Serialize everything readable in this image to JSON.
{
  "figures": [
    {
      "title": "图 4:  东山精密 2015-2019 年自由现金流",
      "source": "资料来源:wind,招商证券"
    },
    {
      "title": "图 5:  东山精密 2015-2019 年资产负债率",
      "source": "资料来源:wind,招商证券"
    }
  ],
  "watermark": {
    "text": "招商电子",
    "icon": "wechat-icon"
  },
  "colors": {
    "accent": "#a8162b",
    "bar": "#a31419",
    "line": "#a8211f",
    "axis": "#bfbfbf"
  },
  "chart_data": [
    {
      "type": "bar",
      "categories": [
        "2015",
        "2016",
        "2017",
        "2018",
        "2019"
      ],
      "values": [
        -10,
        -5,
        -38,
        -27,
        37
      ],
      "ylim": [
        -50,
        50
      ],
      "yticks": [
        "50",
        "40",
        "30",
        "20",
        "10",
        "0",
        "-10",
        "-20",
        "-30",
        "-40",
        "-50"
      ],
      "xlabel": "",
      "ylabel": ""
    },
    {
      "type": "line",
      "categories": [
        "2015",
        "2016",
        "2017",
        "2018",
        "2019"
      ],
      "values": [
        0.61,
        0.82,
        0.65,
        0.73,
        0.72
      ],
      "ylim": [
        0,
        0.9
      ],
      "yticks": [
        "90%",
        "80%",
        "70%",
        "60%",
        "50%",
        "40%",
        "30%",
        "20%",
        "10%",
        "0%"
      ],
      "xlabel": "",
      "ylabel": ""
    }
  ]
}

________

WHAT YOU WILL DO >> Would you reproduce all the entries exactly?

EXERCISE OUTPUT >>
Serialize everything readable in this image to JSON.
{
  "figures": [
    {
      "title": "图 4:  东山精密 2015-2019 年自由现金流",
      "source": "资料来源:wind,招商证券"
    },
    {
      "title": "图 5:  东山精密 2015-2019 年资产负债率",
      "source": "资料来源:wind,招商证券"
    }
  ],
  "watermark": {
    "text": "招商电子",
    "icon": "wechat-icon"
  },
  "colors": {
    "accent": "#a8162b",
    "bar": "#a31419",
    "line": "#a8211f",
    "axis": "#bfbfbf"
  },
  "chart_data": [
    {
      "type": "bar",
      "categories": [
        "2015",
        "2016",
        "2017",
        "2018",
        "2019"
      ],
      "values": [
        -10,
        -5,
        -38,
        -27,
        37
      ],
      "ylim": [
        -50,
        50
      ],
      "yticks": [
        "50",
        "40",
        "30",
        "20",
        "10",
        "0",
        "-10",
        "-20",
        "-30",
        "-40",
        "-50"
      ],
      "xlabel": "",
      "ylabel": ""
    },
    {
      "type": "line",
      "categories": [
        "2015",
        "2016",
        "2017",
        "2018",
        "2019"
      ],
      "values": [
        0.61,
        0.82,
        0.65,
        0.73,
        0.72
      ],
      "ylim": [
        0,
        0.9
      ],
      "yticks": [
        "90%",
        "80%",
        "70%",
        "60%",
        "50%",
        "40%",
        "30%",
        "20%",
        "10%",
        "0%"
      ],
      "xlabel": "",
      "ylabel": ""
    }
  ]
}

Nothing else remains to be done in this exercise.